[Extracts from a graphics dataset]

_ _ _ _ _ _ _

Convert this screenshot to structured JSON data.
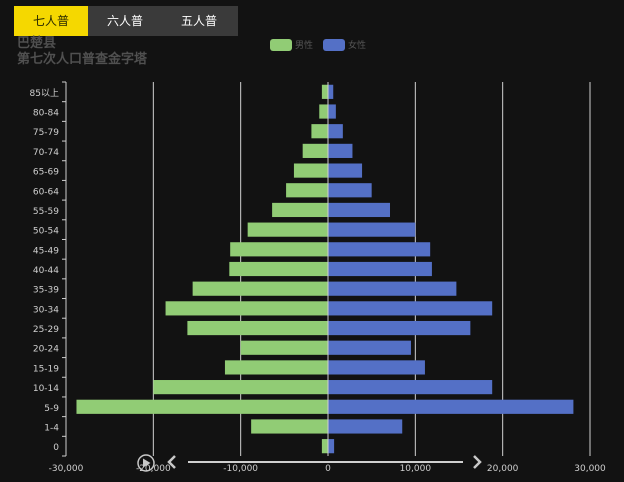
{
  "tabs": [
    {
      "label": "七人普",
      "active": true
    },
    {
      "label": "六人普",
      "active": false
    },
    {
      "label": "五人普",
      "active": false
    }
  ],
  "chart_data": {
    "type": "bar",
    "orientation": "horizontal-population-pyramid",
    "title": "巴楚县",
    "subtitle": "第七次人口普查金字塔",
    "categories": [
      "0",
      "1-4",
      "5-9",
      "10-14",
      "15-19",
      "20-24",
      "25-29",
      "30-34",
      "35-39",
      "40-44",
      "45-49",
      "50-54",
      "55-59",
      "60-64",
      "65-69",
      "70-74",
      "75-79",
      "80-84",
      "85以上"
    ],
    "series": [
      {
        "name": "男性",
        "color": "#91cc75",
        "values": [
          -700,
          -8800,
          -28800,
          -20000,
          -11800,
          -10000,
          -16100,
          -18600,
          -15500,
          -11300,
          -11200,
          -9200,
          -6400,
          -4800,
          -3900,
          -2900,
          -1900,
          -1000,
          -700
        ]
      },
      {
        "name": "女性",
        "color": "#5470c6",
        "values": [
          700,
          8500,
          28100,
          18800,
          11100,
          9500,
          16300,
          18800,
          14700,
          11900,
          11700,
          10000,
          7100,
          5000,
          3900,
          2800,
          1700,
          900,
          600
        ]
      }
    ],
    "xlim": [
      -30000,
      30000
    ],
    "xticks": [
      -30000,
      -20000,
      -10000,
      0,
      10000,
      20000,
      30000
    ],
    "xtick_labels": [
      "-30,000",
      "-20,000",
      "-10,000",
      "0",
      "10,000",
      "20,000",
      "30,000"
    ],
    "grid": true,
    "legend_position": "top-center"
  },
  "timeline": {
    "play": "play-icon",
    "prev": "chevron-left-icon",
    "next": "chevron-right-icon"
  }
}
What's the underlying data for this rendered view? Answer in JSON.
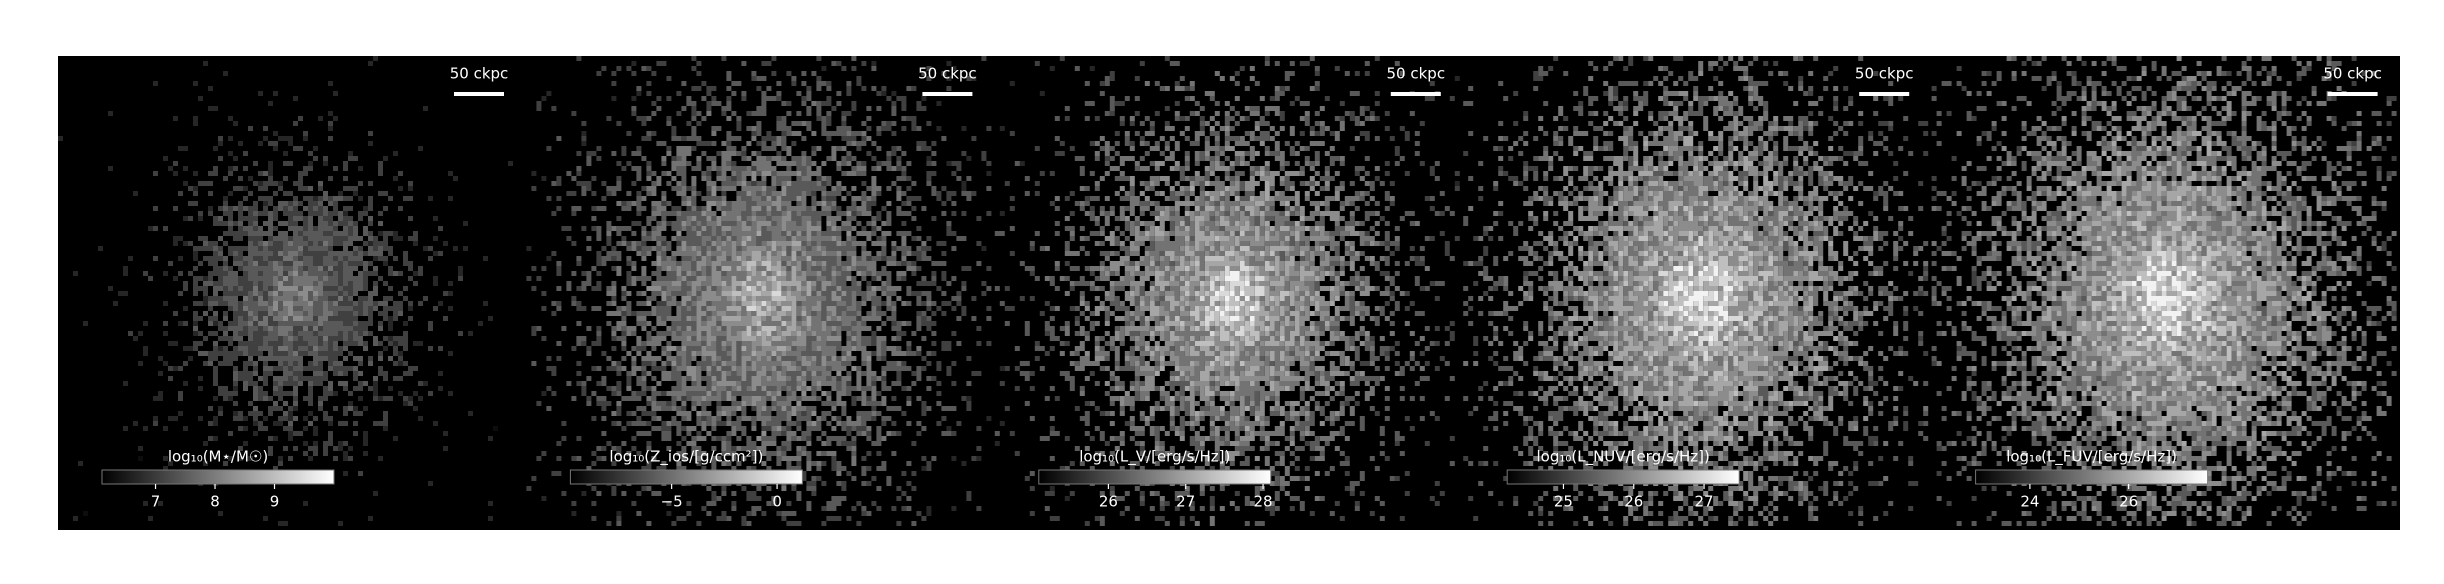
{
  "chart_data": [
    {
      "type": "image",
      "scalebar": "50 ckpc",
      "colorbar_label": "log₁₀(M⋆/M☉)",
      "clim": [
        6.1,
        10.0
      ],
      "cticks": [
        7,
        8,
        9
      ],
      "cmap": "gray"
    },
    {
      "type": "image",
      "scalebar": "50 ckpc",
      "colorbar_label": "log₁₀(Z_ios/[g/ccm²])",
      "clim": [
        -9.8,
        1.2
      ],
      "cticks": [
        {
          "value": -5,
          "label": "−5"
        },
        0
      ],
      "cmap": "gray"
    },
    {
      "type": "image",
      "scalebar": "50 ckpc",
      "colorbar_label": "log₁₀(L_V/[erg/s/Hz])",
      "clim": [
        25.1,
        28.1
      ],
      "cticks": [
        26,
        27,
        28
      ],
      "cmap": "gray"
    },
    {
      "type": "image",
      "scalebar": "50 ckpc",
      "colorbar_label": "log₁₀(L_NUV/[erg/s/Hz])",
      "clim": [
        24.2,
        27.5
      ],
      "cticks": [
        25,
        26,
        27
      ],
      "cmap": "gray"
    },
    {
      "type": "image",
      "scalebar": "50 ckpc",
      "colorbar_label": "log₁₀(L_FUV/[erg/s/Hz])",
      "clim": [
        22.9,
        27.6
      ],
      "cticks": [
        24,
        26
      ],
      "cmap": "gray"
    }
  ]
}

_ _ _ _ _ _ _

*The task*: All of the entries above should be copied exactly, except for the pictures.

*Answer below*:
Convert this screenshot to structured JSON data.
{
  "tabs": [
    {
      "label": "七人普",
      "active": true
    },
    {
      "label": "六人普",
      "active": false
    },
    {
      "label": "五人普",
      "active": false
    }
  ],
  "chart_data": {
    "type": "bar",
    "orientation": "horizontal-population-pyramid",
    "title": "巴楚县",
    "subtitle": "第七次人口普查金字塔",
    "categories": [
      "0",
      "1-4",
      "5-9",
      "10-14",
      "15-19",
      "20-24",
      "25-29",
      "30-34",
      "35-39",
      "40-44",
      "45-49",
      "50-54",
      "55-59",
      "60-64",
      "65-69",
      "70-74",
      "75-79",
      "80-84",
      "85以上"
    ],
    "series": [
      {
        "name": "男性",
        "color": "#91cc75",
        "values": [
          -700,
          -8800,
          -28800,
          -20000,
          -11800,
          -10000,
          -16100,
          -18600,
          -15500,
          -11300,
          -11200,
          -9200,
          -6400,
          -4800,
          -3900,
          -2900,
          -1900,
          -1000,
          -700
        ]
      },
      {
        "name": "女性",
        "color": "#5470c6",
        "values": [
          700,
          8500,
          28100,
          18800,
          11100,
          9500,
          16300,
          18800,
          14700,
          11900,
          11700,
          10000,
          7100,
          5000,
          3900,
          2800,
          1700,
          900,
          600
        ]
      }
    ],
    "xlim": [
      -30000,
      30000
    ],
    "xticks": [
      -30000,
      -20000,
      -10000,
      0,
      10000,
      20000,
      30000
    ],
    "xtick_labels": [
      "-30,000",
      "-20,000",
      "-10,000",
      "0",
      "10,000",
      "20,000",
      "30,000"
    ],
    "grid": true,
    "legend_position": "top-center"
  },
  "timeline": {
    "play": "play-icon",
    "prev": "chevron-left-icon",
    "next": "chevron-right-icon"
  }
}
What's the underlying data for this rendered view? Answer in JSON.
{
  "chart_data": [
    {
      "type": "image",
      "scalebar": "50 ckpc",
      "colorbar_label": "log₁₀(M⋆/M☉)",
      "clim": [
        6.1,
        10.0
      ],
      "cticks": [
        7,
        8,
        9
      ],
      "cmap": "gray"
    },
    {
      "type": "image",
      "scalebar": "50 ckpc",
      "colorbar_label": "log₁₀(Z_ios/[g/ccm²])",
      "clim": [
        -9.8,
        1.2
      ],
      "cticks": [
        {
          "value": -5,
          "label": "−5"
        },
        0
      ],
      "cmap": "gray"
    },
    {
      "type": "image",
      "scalebar": "50 ckpc",
      "colorbar_label": "log₁₀(L_V/[erg/s/Hz])",
      "clim": [
        25.1,
        28.1
      ],
      "cticks": [
        26,
        27,
        28
      ],
      "cmap": "gray"
    },
    {
      "type": "image",
      "scalebar": "50 ckpc",
      "colorbar_label": "log₁₀(L_NUV/[erg/s/Hz])",
      "clim": [
        24.2,
        27.5
      ],
      "cticks": [
        25,
        26,
        27
      ],
      "cmap": "gray"
    },
    {
      "type": "image",
      "scalebar": "50 ckpc",
      "colorbar_label": "log₁₀(L_FUV/[erg/s/Hz])",
      "clim": [
        22.9,
        27.6
      ],
      "cticks": [
        24,
        26
      ],
      "cmap": "gray"
    }
  ]
}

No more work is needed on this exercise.